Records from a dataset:
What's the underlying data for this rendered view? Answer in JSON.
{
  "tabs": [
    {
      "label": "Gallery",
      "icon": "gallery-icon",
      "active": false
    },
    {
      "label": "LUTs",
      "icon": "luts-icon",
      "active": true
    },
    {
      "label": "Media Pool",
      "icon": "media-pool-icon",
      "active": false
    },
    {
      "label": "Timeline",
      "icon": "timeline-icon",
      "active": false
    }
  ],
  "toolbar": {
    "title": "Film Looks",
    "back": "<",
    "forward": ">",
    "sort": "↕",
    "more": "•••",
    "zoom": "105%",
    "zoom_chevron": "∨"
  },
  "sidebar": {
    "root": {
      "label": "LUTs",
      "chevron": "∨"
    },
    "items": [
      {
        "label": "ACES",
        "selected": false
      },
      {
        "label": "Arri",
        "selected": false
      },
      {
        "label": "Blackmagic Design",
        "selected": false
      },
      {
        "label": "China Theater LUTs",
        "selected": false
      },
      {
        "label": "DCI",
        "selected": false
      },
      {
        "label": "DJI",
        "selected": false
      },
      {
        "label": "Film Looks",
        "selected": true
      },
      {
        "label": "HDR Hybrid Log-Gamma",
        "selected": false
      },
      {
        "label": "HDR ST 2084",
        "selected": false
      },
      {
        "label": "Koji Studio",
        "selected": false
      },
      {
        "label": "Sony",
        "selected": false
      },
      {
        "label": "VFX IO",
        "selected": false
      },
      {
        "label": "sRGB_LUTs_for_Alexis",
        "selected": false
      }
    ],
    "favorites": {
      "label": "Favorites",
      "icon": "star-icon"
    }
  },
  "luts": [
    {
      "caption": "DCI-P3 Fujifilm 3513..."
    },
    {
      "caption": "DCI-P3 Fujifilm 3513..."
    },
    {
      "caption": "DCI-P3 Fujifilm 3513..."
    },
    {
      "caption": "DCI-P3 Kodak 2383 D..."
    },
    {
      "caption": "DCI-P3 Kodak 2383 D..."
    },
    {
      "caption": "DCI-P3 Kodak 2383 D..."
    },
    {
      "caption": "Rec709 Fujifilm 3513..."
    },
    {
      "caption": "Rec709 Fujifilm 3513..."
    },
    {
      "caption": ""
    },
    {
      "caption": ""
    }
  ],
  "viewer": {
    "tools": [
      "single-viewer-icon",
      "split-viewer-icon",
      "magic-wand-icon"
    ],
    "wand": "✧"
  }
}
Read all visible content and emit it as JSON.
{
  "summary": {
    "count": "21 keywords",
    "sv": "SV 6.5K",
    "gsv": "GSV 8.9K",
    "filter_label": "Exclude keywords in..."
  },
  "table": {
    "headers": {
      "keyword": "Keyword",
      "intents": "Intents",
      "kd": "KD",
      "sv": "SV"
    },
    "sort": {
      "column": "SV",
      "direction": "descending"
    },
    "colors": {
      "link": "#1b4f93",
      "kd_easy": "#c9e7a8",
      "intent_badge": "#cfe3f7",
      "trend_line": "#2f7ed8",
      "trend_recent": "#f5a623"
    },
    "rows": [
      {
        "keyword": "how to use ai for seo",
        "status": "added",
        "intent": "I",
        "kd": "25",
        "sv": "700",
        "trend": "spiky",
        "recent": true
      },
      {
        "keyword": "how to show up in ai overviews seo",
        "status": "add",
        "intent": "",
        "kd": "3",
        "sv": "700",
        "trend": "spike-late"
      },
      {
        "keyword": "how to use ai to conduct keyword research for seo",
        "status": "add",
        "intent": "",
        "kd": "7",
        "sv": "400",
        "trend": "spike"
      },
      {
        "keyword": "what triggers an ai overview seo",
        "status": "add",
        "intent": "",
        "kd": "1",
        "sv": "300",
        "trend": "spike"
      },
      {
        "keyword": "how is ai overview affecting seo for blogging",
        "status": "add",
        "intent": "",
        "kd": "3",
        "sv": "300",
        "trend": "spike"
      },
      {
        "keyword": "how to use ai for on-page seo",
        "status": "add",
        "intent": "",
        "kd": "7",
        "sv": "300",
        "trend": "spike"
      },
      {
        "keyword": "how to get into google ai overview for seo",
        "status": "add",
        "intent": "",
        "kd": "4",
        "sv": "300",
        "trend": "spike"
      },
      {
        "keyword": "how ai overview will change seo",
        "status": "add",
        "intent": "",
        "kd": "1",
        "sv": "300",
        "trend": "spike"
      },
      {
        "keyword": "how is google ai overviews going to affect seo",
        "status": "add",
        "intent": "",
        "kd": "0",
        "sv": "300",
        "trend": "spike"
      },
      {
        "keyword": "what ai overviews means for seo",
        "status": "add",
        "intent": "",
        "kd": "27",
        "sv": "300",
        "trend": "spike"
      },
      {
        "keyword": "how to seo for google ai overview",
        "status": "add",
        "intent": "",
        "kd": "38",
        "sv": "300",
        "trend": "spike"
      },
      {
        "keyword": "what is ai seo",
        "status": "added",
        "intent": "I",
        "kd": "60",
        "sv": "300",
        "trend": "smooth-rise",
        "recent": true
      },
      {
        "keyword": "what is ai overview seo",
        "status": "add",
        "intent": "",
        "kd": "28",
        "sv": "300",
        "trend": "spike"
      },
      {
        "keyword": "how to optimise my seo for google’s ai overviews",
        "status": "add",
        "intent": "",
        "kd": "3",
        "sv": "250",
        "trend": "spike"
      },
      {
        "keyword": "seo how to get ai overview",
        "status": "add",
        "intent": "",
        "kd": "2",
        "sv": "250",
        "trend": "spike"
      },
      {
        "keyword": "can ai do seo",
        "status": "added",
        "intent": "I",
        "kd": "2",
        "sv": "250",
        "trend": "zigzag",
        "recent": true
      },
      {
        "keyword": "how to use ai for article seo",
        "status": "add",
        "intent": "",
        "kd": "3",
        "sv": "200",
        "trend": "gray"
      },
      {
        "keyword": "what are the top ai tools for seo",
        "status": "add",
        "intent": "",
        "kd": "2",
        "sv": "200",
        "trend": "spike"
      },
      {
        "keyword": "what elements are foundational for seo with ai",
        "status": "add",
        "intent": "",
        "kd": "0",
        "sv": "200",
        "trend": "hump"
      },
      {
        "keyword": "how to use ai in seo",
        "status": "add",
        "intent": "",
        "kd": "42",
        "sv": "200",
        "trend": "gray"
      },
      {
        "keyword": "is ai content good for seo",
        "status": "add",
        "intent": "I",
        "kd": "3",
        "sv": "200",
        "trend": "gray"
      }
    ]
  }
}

==

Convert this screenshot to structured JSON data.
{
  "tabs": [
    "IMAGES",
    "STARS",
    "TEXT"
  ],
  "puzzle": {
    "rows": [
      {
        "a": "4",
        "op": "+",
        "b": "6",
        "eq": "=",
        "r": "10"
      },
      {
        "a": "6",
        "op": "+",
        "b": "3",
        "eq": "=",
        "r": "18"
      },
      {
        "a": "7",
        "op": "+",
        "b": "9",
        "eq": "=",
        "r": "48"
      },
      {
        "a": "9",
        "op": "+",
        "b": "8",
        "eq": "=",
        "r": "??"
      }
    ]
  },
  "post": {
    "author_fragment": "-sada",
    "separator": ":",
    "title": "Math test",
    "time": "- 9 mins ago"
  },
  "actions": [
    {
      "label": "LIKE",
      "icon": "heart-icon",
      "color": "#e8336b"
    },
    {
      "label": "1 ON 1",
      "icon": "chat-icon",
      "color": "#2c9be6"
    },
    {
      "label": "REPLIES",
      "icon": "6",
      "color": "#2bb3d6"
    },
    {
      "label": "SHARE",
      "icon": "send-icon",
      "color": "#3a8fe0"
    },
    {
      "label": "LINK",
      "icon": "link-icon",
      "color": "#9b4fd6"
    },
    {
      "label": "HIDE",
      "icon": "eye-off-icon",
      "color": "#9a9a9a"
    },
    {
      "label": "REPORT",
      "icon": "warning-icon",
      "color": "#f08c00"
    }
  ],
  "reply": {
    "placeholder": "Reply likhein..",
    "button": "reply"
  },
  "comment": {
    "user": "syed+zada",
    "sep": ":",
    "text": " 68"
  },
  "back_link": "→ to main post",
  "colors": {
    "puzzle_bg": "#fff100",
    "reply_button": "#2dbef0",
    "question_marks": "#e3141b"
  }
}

--

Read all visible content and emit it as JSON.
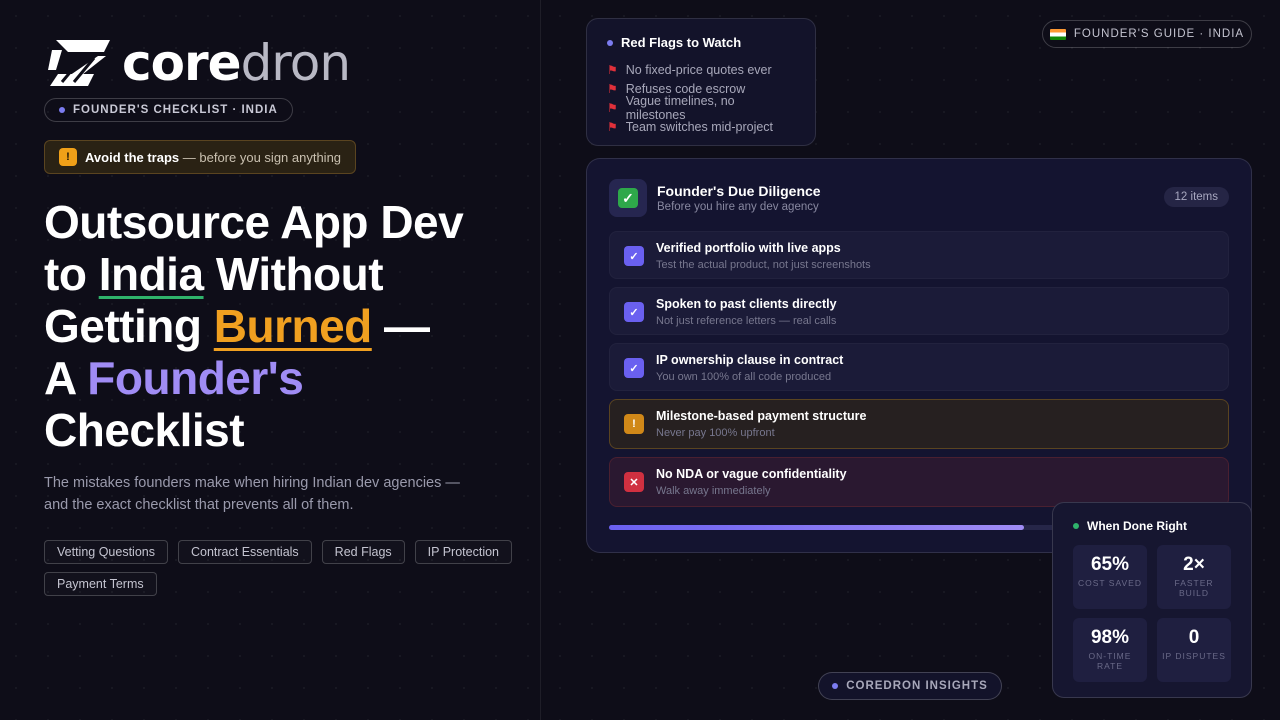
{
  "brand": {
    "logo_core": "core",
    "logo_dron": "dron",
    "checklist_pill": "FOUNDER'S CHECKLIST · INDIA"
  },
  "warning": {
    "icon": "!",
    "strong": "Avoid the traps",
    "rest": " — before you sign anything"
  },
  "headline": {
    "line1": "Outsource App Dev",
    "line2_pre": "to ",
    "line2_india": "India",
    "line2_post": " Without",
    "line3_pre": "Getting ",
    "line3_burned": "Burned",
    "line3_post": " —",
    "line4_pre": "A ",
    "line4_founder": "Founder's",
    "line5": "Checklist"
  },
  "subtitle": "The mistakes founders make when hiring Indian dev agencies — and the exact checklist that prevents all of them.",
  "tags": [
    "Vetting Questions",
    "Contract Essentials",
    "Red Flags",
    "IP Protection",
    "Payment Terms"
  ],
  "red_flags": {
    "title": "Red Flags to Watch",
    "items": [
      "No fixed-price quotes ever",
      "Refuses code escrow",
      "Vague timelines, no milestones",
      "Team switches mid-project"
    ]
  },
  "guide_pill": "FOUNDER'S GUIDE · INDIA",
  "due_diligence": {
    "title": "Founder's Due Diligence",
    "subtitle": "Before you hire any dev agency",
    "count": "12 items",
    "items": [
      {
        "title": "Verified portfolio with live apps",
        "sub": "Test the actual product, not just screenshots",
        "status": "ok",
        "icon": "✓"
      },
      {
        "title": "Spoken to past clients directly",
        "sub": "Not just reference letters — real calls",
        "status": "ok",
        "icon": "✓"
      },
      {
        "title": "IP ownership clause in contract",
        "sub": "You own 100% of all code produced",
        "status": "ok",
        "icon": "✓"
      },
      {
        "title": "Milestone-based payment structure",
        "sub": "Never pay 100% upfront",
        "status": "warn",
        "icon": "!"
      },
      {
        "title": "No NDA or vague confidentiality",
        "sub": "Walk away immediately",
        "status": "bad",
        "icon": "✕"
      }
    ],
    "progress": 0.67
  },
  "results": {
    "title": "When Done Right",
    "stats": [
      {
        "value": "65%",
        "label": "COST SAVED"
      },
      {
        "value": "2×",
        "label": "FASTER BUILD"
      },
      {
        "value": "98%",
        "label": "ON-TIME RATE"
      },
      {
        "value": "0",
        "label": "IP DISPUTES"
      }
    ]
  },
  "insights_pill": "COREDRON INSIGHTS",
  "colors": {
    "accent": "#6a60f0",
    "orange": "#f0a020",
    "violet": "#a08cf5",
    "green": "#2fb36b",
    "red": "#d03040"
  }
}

=== Prompt ===
Looking at the records above, report how many lines contain the word "overviews". Answer with the number only.

=== Answer to this task ===
4